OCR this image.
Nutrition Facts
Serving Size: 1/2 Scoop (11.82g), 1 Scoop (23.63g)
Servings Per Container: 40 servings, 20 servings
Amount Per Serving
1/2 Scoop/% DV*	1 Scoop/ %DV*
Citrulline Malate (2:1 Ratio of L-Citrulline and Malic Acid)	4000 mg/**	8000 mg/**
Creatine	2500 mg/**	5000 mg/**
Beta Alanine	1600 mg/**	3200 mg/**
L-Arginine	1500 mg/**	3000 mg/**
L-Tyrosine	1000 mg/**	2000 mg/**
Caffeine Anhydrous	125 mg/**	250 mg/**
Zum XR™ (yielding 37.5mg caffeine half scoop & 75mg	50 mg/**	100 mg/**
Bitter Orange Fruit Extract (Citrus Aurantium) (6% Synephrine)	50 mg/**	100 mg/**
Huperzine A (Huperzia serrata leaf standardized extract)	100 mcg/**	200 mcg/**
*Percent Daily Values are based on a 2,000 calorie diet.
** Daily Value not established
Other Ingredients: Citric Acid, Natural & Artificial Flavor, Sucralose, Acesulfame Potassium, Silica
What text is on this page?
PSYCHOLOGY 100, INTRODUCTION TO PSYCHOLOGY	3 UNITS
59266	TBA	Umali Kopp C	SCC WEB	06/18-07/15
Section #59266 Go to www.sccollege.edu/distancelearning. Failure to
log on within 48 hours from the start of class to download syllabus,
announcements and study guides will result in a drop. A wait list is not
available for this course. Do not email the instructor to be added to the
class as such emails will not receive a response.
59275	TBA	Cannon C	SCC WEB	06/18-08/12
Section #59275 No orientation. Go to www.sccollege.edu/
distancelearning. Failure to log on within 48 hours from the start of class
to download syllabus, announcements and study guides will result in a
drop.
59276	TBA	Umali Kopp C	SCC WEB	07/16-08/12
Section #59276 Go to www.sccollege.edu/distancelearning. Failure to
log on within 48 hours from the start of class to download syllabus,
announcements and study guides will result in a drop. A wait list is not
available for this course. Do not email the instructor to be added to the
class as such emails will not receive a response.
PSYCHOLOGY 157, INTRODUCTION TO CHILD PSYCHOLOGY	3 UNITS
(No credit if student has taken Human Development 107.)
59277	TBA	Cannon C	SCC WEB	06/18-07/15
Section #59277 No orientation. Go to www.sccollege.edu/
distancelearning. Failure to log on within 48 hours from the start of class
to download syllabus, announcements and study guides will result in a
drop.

##############################

### Short exercise:
Reproduce each record shown above without altering a single word.

### Correct response:
OCR this image.
Nutrition Facts
Serving Size: 1/2 Scoop (11.82g), 1 Scoop (23.63g)
Servings Per Container: 40 servings, 20 servings
Amount Per Serving
1/2 Scoop/% DV*	1 Scoop/ %DV*
Citrulline Malate (2:1 Ratio of L-Citrulline and Malic Acid)	4000 mg/**	8000 mg/**
Creatine	2500 mg/**	5000 mg/**
Beta Alanine	1600 mg/**	3200 mg/**
L-Arginine	1500 mg/**	3000 mg/**
L-Tyrosine	1000 mg/**	2000 mg/**
Caffeine Anhydrous	125 mg/**	250 mg/**
Zum XR™ (yielding 37.5mg caffeine half scoop & 75mg	50 mg/**	100 mg/**
Bitter Orange Fruit Extract (Citrus Aurantium) (6% Synephrine)	50 mg/**	100 mg/**
Huperzine A (Huperzia serrata leaf standardized extract)	100 mcg/**	200 mcg/**
*Percent Daily Values are based on a 2,000 calorie diet.
** Daily Value not established
Other Ingredients: Citric Acid, Natural & Artificial Flavor, Sucralose, Acesulfame Potassium, Silica
What text is on this page?
PSYCHOLOGY 100, INTRODUCTION TO PSYCHOLOGY	3 UNITS
59266	TBA	Umali Kopp C	SCC WEB	06/18-07/15
Section #59266 Go to www.sccollege.edu/distancelearning. Failure to
log on within 48 hours from the start of class to download syllabus,
announcements and study guides will result in a drop. A wait list is not
available for this course. Do not email the instructor to be added to the
class as such emails will not receive a response.
59275	TBA	Cannon C	SCC WEB	06/18-08/12
Section #59275 No orientation. Go to www.sccollege.edu/
distancelearning. Failure to log on within 48 hours from the start of class
to download syllabus, announcements and study guides will result in a
drop.
59276	TBA	Umali Kopp C	SCC WEB	07/16-08/12
Section #59276 Go to www.sccollege.edu/distancelearning. Failure to
log on within 48 hours from the start of class to download syllabus,
announcements and study guides will result in a drop. A wait list is not
available for this course. Do not email the instructor to be added to the
class as such emails will not receive a response.
PSYCHOLOGY 157, INTRODUCTION TO CHILD PSYCHOLOGY	3 UNITS
(No credit if student has taken Human Development 107.)
59277	TBA	Cannon C	SCC WEB	06/18-07/15
Section #59277 No orientation. Go to www.sccollege.edu/
distancelearning. Failure to log on within 48 hours from the start of class
to download syllabus, announcements and study guides will result in a
drop.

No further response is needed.